▸ JOB
Make an exact copy of the records, with the pictures left out.

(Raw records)
BEGIN
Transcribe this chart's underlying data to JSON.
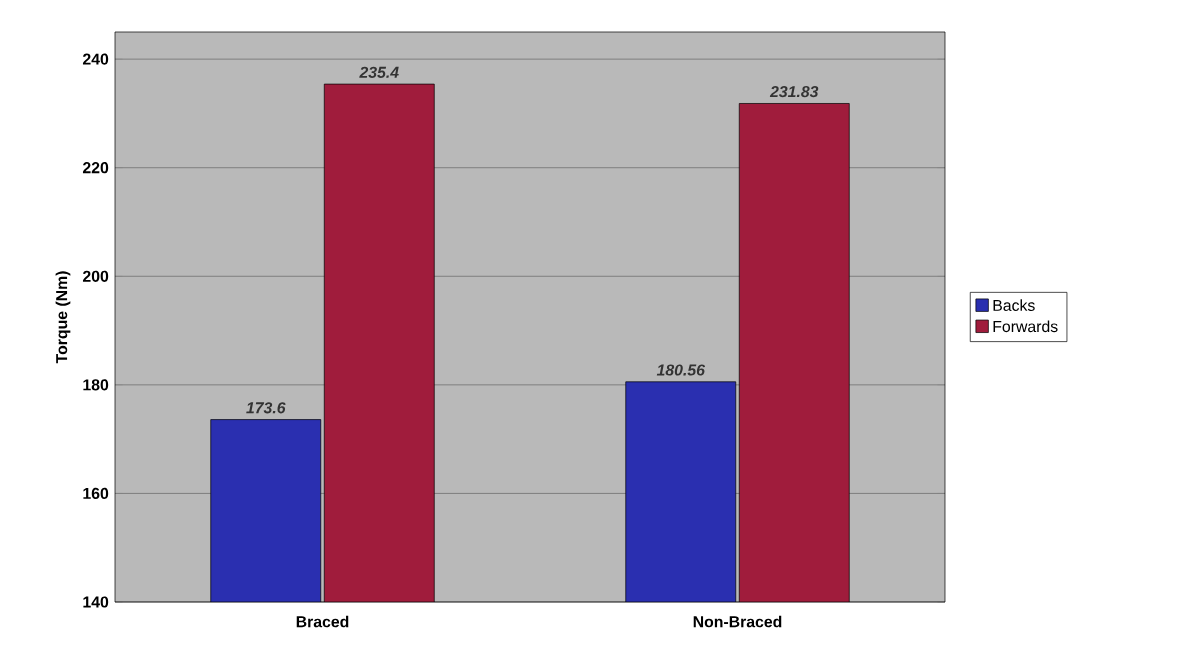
{
  "chart_data": {
    "type": "bar",
    "ylabel": "Torque (Nm)",
    "categories": [
      "Braced",
      "Non-Braced"
    ],
    "series": [
      {
        "name": "Backs",
        "color": "#2a2fb0",
        "values": [
          173.6,
          180.56
        ]
      },
      {
        "name": "Forwards",
        "color": "#a01c3c",
        "values": [
          235.4,
          231.83
        ]
      }
    ],
    "ylim": [
      140,
      245
    ],
    "yticks": [
      140,
      160,
      180,
      200,
      220,
      240
    ],
    "grid": "y",
    "legend": "right",
    "data_labels": true
  }
}
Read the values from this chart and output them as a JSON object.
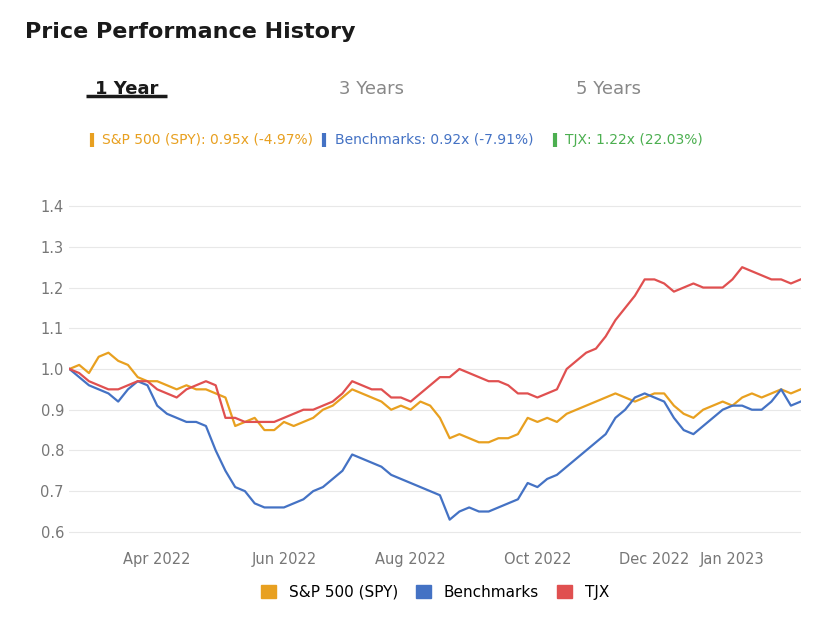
{
  "title": "Price Performance History",
  "tab_labels": [
    "1 Year",
    "3 Years",
    "5 Years"
  ],
  "active_tab": 0,
  "ann_spy_label": "S&P 500 (SPY): 0.95x (-4.97%)",
  "ann_bench_label": "Benchmarks: 0.92x (-7.91%)",
  "ann_tjx_label": "TJX: 1.22x (22.03%)",
  "spy_color": "#e8a020",
  "bench_color": "#4472c4",
  "tjx_color": "#e05050",
  "tjx_ann_color": "#4caf50",
  "background_color": "#ffffff",
  "grid_color": "#e8e8e8",
  "tick_color": "#777777",
  "title_color": "#1a1a1a",
  "tab_active_color": "#1a1a1a",
  "tab_inactive_color": "#888888",
  "ylim": [
    0.57,
    1.52
  ],
  "yticks": [
    0.6,
    0.7,
    0.8,
    0.9,
    1.0,
    1.1,
    1.2,
    1.3,
    1.4
  ],
  "spy_data": [
    1.0,
    1.01,
    0.99,
    1.03,
    1.04,
    1.02,
    1.01,
    0.98,
    0.97,
    0.97,
    0.96,
    0.95,
    0.96,
    0.95,
    0.95,
    0.94,
    0.93,
    0.86,
    0.87,
    0.88,
    0.85,
    0.85,
    0.87,
    0.86,
    0.87,
    0.88,
    0.9,
    0.91,
    0.93,
    0.95,
    0.94,
    0.93,
    0.92,
    0.9,
    0.91,
    0.9,
    0.92,
    0.91,
    0.88,
    0.83,
    0.84,
    0.83,
    0.82,
    0.82,
    0.83,
    0.83,
    0.84,
    0.88,
    0.87,
    0.88,
    0.87,
    0.89,
    0.9,
    0.91,
    0.92,
    0.93,
    0.94,
    0.93,
    0.92,
    0.93,
    0.94,
    0.94,
    0.91,
    0.89,
    0.88,
    0.9,
    0.91,
    0.92,
    0.91,
    0.93,
    0.94,
    0.93,
    0.94,
    0.95,
    0.94,
    0.95
  ],
  "bench_data": [
    1.0,
    0.98,
    0.96,
    0.95,
    0.94,
    0.92,
    0.95,
    0.97,
    0.96,
    0.91,
    0.89,
    0.88,
    0.87,
    0.87,
    0.86,
    0.8,
    0.75,
    0.71,
    0.7,
    0.67,
    0.66,
    0.66,
    0.66,
    0.67,
    0.68,
    0.7,
    0.71,
    0.73,
    0.75,
    0.79,
    0.78,
    0.77,
    0.76,
    0.74,
    0.73,
    0.72,
    0.71,
    0.7,
    0.69,
    0.63,
    0.65,
    0.66,
    0.65,
    0.65,
    0.66,
    0.67,
    0.68,
    0.72,
    0.71,
    0.73,
    0.74,
    0.76,
    0.78,
    0.8,
    0.82,
    0.84,
    0.88,
    0.9,
    0.93,
    0.94,
    0.93,
    0.92,
    0.88,
    0.85,
    0.84,
    0.86,
    0.88,
    0.9,
    0.91,
    0.91,
    0.9,
    0.9,
    0.92,
    0.95,
    0.91,
    0.92
  ],
  "tjx_data": [
    1.0,
    0.99,
    0.97,
    0.96,
    0.95,
    0.95,
    0.96,
    0.97,
    0.97,
    0.95,
    0.94,
    0.93,
    0.95,
    0.96,
    0.97,
    0.96,
    0.88,
    0.88,
    0.87,
    0.87,
    0.87,
    0.87,
    0.88,
    0.89,
    0.9,
    0.9,
    0.91,
    0.92,
    0.94,
    0.97,
    0.96,
    0.95,
    0.95,
    0.93,
    0.93,
    0.92,
    0.94,
    0.96,
    0.98,
    0.98,
    1.0,
    0.99,
    0.98,
    0.97,
    0.97,
    0.96,
    0.94,
    0.94,
    0.93,
    0.94,
    0.95,
    1.0,
    1.02,
    1.04,
    1.05,
    1.08,
    1.12,
    1.15,
    1.18,
    1.22,
    1.22,
    1.21,
    1.19,
    1.2,
    1.21,
    1.2,
    1.2,
    1.2,
    1.22,
    1.25,
    1.24,
    1.23,
    1.22,
    1.22,
    1.21,
    1.22
  ],
  "x_tick_positions": [
    9,
    22,
    35,
    48,
    60,
    68
  ],
  "x_tick_labels": [
    "Apr 2022",
    "Jun 2022",
    "Aug 2022",
    "Oct 2022",
    "Dec 2022",
    "Jan 2023"
  ]
}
END
▸ EXERCISE ANSWER
Transcribe this chart's underlying data to JSON.
{
  "chart_data": {
    "type": "bar",
    "ylabel": "Torque (Nm)",
    "categories": [
      "Braced",
      "Non-Braced"
    ],
    "series": [
      {
        "name": "Backs",
        "color": "#2a2fb0",
        "values": [
          173.6,
          180.56
        ]
      },
      {
        "name": "Forwards",
        "color": "#a01c3c",
        "values": [
          235.4,
          231.83
        ]
      }
    ],
    "ylim": [
      140,
      245
    ],
    "yticks": [
      140,
      160,
      180,
      200,
      220,
      240
    ],
    "grid": "y",
    "legend": "right",
    "data_labels": true
  }
}
Read the values from this chart and output them as a JSON object.
{
  "title": "Price Performance History",
  "tab_labels": [
    "1 Year",
    "3 Years",
    "5 Years"
  ],
  "active_tab": 0,
  "ann_spy_label": "S&P 500 (SPY): 0.95x (-4.97%)",
  "ann_bench_label": "Benchmarks: 0.92x (-7.91%)",
  "ann_tjx_label": "TJX: 1.22x (22.03%)",
  "spy_color": "#e8a020",
  "bench_color": "#4472c4",
  "tjx_color": "#e05050",
  "tjx_ann_color": "#4caf50",
  "background_color": "#ffffff",
  "grid_color": "#e8e8e8",
  "tick_color": "#777777",
  "title_color": "#1a1a1a",
  "tab_active_color": "#1a1a1a",
  "tab_inactive_color": "#888888",
  "ylim": [
    0.57,
    1.52
  ],
  "yticks": [
    0.6,
    0.7,
    0.8,
    0.9,
    1.0,
    1.1,
    1.2,
    1.3,
    1.4
  ],
  "spy_data": [
    1.0,
    1.01,
    0.99,
    1.03,
    1.04,
    1.02,
    1.01,
    0.98,
    0.97,
    0.97,
    0.96,
    0.95,
    0.96,
    0.95,
    0.95,
    0.94,
    0.93,
    0.86,
    0.87,
    0.88,
    0.85,
    0.85,
    0.87,
    0.86,
    0.87,
    0.88,
    0.9,
    0.91,
    0.93,
    0.95,
    0.94,
    0.93,
    0.92,
    0.9,
    0.91,
    0.9,
    0.92,
    0.91,
    0.88,
    0.83,
    0.84,
    0.83,
    0.82,
    0.82,
    0.83,
    0.83,
    0.84,
    0.88,
    0.87,
    0.88,
    0.87,
    0.89,
    0.9,
    0.91,
    0.92,
    0.93,
    0.94,
    0.93,
    0.92,
    0.93,
    0.94,
    0.94,
    0.91,
    0.89,
    0.88,
    0.9,
    0.91,
    0.92,
    0.91,
    0.93,
    0.94,
    0.93,
    0.94,
    0.95,
    0.94,
    0.95
  ],
  "bench_data": [
    1.0,
    0.98,
    0.96,
    0.95,
    0.94,
    0.92,
    0.95,
    0.97,
    0.96,
    0.91,
    0.89,
    0.88,
    0.87,
    0.87,
    0.86,
    0.8,
    0.75,
    0.71,
    0.7,
    0.67,
    0.66,
    0.66,
    0.66,
    0.67,
    0.68,
    0.7,
    0.71,
    0.73,
    0.75,
    0.79,
    0.78,
    0.77,
    0.76,
    0.74,
    0.73,
    0.72,
    0.71,
    0.7,
    0.69,
    0.63,
    0.65,
    0.66,
    0.65,
    0.65,
    0.66,
    0.67,
    0.68,
    0.72,
    0.71,
    0.73,
    0.74,
    0.76,
    0.78,
    0.8,
    0.82,
    0.84,
    0.88,
    0.9,
    0.93,
    0.94,
    0.93,
    0.92,
    0.88,
    0.85,
    0.84,
    0.86,
    0.88,
    0.9,
    0.91,
    0.91,
    0.9,
    0.9,
    0.92,
    0.95,
    0.91,
    0.92
  ],
  "tjx_data": [
    1.0,
    0.99,
    0.97,
    0.96,
    0.95,
    0.95,
    0.96,
    0.97,
    0.97,
    0.95,
    0.94,
    0.93,
    0.95,
    0.96,
    0.97,
    0.96,
    0.88,
    0.88,
    0.87,
    0.87,
    0.87,
    0.87,
    0.88,
    0.89,
    0.9,
    0.9,
    0.91,
    0.92,
    0.94,
    0.97,
    0.96,
    0.95,
    0.95,
    0.93,
    0.93,
    0.92,
    0.94,
    0.96,
    0.98,
    0.98,
    1.0,
    0.99,
    0.98,
    0.97,
    0.97,
    0.96,
    0.94,
    0.94,
    0.93,
    0.94,
    0.95,
    1.0,
    1.02,
    1.04,
    1.05,
    1.08,
    1.12,
    1.15,
    1.18,
    1.22,
    1.22,
    1.21,
    1.19,
    1.2,
    1.21,
    1.2,
    1.2,
    1.2,
    1.22,
    1.25,
    1.24,
    1.23,
    1.22,
    1.22,
    1.21,
    1.22
  ],
  "x_tick_positions": [
    9,
    22,
    35,
    48,
    60,
    68
  ],
  "x_tick_labels": [
    "Apr 2022",
    "Jun 2022",
    "Aug 2022",
    "Oct 2022",
    "Dec 2022",
    "Jan 2023"
  ]
}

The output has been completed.